/---

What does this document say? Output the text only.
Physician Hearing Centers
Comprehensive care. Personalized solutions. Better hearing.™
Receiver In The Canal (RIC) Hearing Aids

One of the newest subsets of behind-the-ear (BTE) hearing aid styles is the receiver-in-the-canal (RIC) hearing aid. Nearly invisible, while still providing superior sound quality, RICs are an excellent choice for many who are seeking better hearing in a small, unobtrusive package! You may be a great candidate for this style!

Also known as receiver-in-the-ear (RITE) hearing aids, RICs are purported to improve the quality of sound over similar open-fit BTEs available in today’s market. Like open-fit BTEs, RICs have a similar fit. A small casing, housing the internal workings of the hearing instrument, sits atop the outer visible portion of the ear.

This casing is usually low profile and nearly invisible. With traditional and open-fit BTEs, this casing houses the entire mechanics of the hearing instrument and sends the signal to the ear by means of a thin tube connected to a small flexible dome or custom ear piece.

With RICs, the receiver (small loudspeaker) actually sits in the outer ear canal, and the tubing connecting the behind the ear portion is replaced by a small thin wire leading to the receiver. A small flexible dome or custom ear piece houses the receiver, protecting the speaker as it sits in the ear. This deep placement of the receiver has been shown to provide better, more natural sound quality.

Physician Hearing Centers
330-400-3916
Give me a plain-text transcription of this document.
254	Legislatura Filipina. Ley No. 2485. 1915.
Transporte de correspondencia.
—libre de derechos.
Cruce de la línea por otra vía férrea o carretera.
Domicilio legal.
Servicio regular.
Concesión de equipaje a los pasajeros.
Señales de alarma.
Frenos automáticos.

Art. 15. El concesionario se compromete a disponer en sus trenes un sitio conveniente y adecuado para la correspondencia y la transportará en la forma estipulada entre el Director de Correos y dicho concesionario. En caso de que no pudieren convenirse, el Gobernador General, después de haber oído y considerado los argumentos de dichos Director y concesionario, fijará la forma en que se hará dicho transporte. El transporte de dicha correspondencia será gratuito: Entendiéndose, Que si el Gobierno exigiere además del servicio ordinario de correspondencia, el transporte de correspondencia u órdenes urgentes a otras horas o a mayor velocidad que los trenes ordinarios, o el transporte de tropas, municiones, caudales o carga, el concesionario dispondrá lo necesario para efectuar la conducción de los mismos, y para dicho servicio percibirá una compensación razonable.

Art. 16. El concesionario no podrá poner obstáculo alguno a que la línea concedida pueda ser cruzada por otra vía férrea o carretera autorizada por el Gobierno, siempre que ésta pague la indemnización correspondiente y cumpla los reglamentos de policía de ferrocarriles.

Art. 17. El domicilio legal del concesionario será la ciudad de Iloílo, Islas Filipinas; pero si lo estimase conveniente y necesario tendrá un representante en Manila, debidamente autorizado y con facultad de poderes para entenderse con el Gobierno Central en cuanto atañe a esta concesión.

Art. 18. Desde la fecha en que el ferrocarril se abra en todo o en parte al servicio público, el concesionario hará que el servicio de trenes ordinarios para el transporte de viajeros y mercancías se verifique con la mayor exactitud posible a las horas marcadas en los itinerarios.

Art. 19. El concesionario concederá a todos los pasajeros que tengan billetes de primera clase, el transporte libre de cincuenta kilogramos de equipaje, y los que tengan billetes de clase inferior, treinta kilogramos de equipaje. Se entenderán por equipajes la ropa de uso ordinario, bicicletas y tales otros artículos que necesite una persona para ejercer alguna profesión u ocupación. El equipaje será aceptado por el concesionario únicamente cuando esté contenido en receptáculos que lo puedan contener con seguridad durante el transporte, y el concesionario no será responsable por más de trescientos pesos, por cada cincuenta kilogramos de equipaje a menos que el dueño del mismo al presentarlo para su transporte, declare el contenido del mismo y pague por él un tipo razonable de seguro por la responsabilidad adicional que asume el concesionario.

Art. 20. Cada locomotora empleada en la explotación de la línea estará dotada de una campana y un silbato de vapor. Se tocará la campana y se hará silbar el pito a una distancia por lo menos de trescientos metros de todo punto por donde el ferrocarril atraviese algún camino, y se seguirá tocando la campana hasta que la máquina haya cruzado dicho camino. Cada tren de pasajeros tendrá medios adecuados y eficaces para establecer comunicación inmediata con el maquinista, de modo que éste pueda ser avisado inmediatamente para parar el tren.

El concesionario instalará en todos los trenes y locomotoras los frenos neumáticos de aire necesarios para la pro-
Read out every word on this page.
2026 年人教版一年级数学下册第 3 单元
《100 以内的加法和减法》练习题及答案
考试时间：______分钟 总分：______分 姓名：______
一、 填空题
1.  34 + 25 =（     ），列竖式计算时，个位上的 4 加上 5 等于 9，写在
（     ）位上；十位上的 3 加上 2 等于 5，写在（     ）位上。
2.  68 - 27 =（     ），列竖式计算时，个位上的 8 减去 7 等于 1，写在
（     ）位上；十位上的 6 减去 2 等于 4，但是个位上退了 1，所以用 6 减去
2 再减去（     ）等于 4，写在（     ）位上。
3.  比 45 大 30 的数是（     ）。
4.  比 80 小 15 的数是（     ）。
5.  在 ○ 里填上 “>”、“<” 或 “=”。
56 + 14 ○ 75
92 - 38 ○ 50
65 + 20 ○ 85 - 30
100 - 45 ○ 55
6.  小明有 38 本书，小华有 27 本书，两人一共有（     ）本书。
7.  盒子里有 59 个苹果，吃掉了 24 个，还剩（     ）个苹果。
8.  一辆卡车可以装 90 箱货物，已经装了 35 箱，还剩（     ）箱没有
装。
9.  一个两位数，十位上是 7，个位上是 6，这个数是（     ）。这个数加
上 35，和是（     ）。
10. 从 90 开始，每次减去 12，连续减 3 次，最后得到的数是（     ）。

\---

Your task is to repeat every line exactly.

--- ANSWER TO THE PROBLEM ---
What does this document say? Output the text only.
Physician Hearing Centers
Comprehensive care. Personalized solutions. Better hearing.™
Receiver In The Canal (RIC) Hearing Aids

One of the newest subsets of behind-the-ear (BTE) hearing aid styles is the receiver-in-the-canal (RIC) hearing aid. Nearly invisible, while still providing superior sound quality, RICs are an excellent choice for many who are seeking better hearing in a small, unobtrusive package! You may be a great candidate for this style!

Also known as receiver-in-the-ear (RITE) hearing aids, RICs are purported to improve the quality of sound over similar open-fit BTEs available in today’s market. Like open-fit BTEs, RICs have a similar fit. A small casing, housing the internal workings of the hearing instrument, sits atop the outer visible portion of the ear.

This casing is usually low profile and nearly invisible. With traditional and open-fit BTEs, this casing houses the entire mechanics of the hearing instrument and sends the signal to the ear by means of a thin tube connected to a small flexible dome or custom ear piece.

With RICs, the receiver (small loudspeaker) actually sits in the outer ear canal, and the tubing connecting the behind the ear portion is replaced by a small thin wire leading to the receiver. A small flexible dome or custom ear piece houses the receiver, protecting the speaker as it sits in the ear. This deep placement of the receiver has been shown to provide better, more natural sound quality.

Physician Hearing Centers
330-400-3916
Give me a plain-text transcription of this document.
254	Legislatura Filipina. Ley No. 2485. 1915.
Transporte de correspondencia.
—libre de derechos.
Cruce de la línea por otra vía férrea o carretera.
Domicilio legal.
Servicio regular.
Concesión de equipaje a los pasajeros.
Señales de alarma.
Frenos automáticos.

Art. 15. El concesionario se compromete a disponer en sus trenes un sitio conveniente y adecuado para la correspondencia y la transportará en la forma estipulada entre el Director de Correos y dicho concesionario. En caso de que no pudieren convenirse, el Gobernador General, después de haber oído y considerado los argumentos de dichos Director y concesionario, fijará la forma en que se hará dicho transporte. El transporte de dicha correspondencia será gratuito: Entendiéndose, Que si el Gobierno exigiere además del servicio ordinario de correspondencia, el transporte de correspondencia u órdenes urgentes a otras horas o a mayor velocidad que los trenes ordinarios, o el transporte de tropas, municiones, caudales o carga, el concesionario dispondrá lo necesario para efectuar la conducción de los mismos, y para dicho servicio percibirá una compensación razonable.

Art. 16. El concesionario no podrá poner obstáculo alguno a que la línea concedida pueda ser cruzada por otra vía férrea o carretera autorizada por el Gobierno, siempre que ésta pague la indemnización correspondiente y cumpla los reglamentos de policía de ferrocarriles.

Art. 17. El domicilio legal del concesionario será la ciudad de Iloílo, Islas Filipinas; pero si lo estimase conveniente y necesario tendrá un representante en Manila, debidamente autorizado y con facultad de poderes para entenderse con el Gobierno Central en cuanto atañe a esta concesión.

Art. 18. Desde la fecha en que el ferrocarril se abra en todo o en parte al servicio público, el concesionario hará que el servicio de trenes ordinarios para el transporte de viajeros y mercancías se verifique con la mayor exactitud posible a las horas marcadas en los itinerarios.

Art. 19. El concesionario concederá a todos los pasajeros que tengan billetes de primera clase, el transporte libre de cincuenta kilogramos de equipaje, y los que tengan billetes de clase inferior, treinta kilogramos de equipaje. Se entenderán por equipajes la ropa de uso ordinario, bicicletas y tales otros artículos que necesite una persona para ejercer alguna profesión u ocupación. El equipaje será aceptado por el concesionario únicamente cuando esté contenido en receptáculos que lo puedan contener con seguridad durante el transporte, y el concesionario no será responsable por más de trescientos pesos, por cada cincuenta kilogramos de equipaje a menos que el dueño del mismo al presentarlo para su transporte, declare el contenido del mismo y pague por él un tipo razonable de seguro por la responsabilidad adicional que asume el concesionario.

Art. 20. Cada locomotora empleada en la explotación de la línea estará dotada de una campana y un silbato de vapor. Se tocará la campana y se hará silbar el pito a una distancia por lo menos de trescientos metros de todo punto por donde el ferrocarril atraviese algún camino, y se seguirá tocando la campana hasta que la máquina haya cruzado dicho camino. Cada tren de pasajeros tendrá medios adecuados y eficaces para establecer comunicación inmediata con el maquinista, de modo que éste pueda ser avisado inmediatamente para parar el tren.

El concesionario instalará en todos los trenes y locomotoras los frenos neumáticos de aire necesarios para la pro-
Read out every word on this page.
2026 年人教版一年级数学下册第 3 单元
《100 以内的加法和减法》练习题及答案
考试时间：______分钟 总分：______分 姓名：______
一、 填空题
1.  34 + 25 =（     ），列竖式计算时，个位上的 4 加上 5 等于 9，写在
（     ）位上；十位上的 3 加上 2 等于 5，写在（     ）位上。
2.  68 - 27 =（     ），列竖式计算时，个位上的 8 减去 7 等于 1，写在
（     ）位上；十位上的 6 减去 2 等于 4，但是个位上退了 1，所以用 6 减去
2 再减去（     ）等于 4，写在（     ）位上。
3.  比 45 大 30 的数是（     ）。
4.  比 80 小 15 的数是（     ）。
5.  在 ○ 里填上 “>”、“<” 或 “=”。
56 + 14 ○ 75
92 - 38 ○ 50
65 + 20 ○ 85 - 30
100 - 45 ○ 55
6.  小明有 38 本书，小华有 27 本书，两人一共有（     ）本书。
7.  盒子里有 59 个苹果，吃掉了 24 个，还剩（     ）个苹果。
8.  一辆卡车可以装 90 箱货物，已经装了 35 箱，还剩（     ）箱没有
装。
9.  一个两位数，十位上是 7，个位上是 6，这个数是（     ）。这个数加
上 35，和是（     ）。
10. 从 90 开始，每次减去 12，连续减 3 次，最后得到的数是（     ）。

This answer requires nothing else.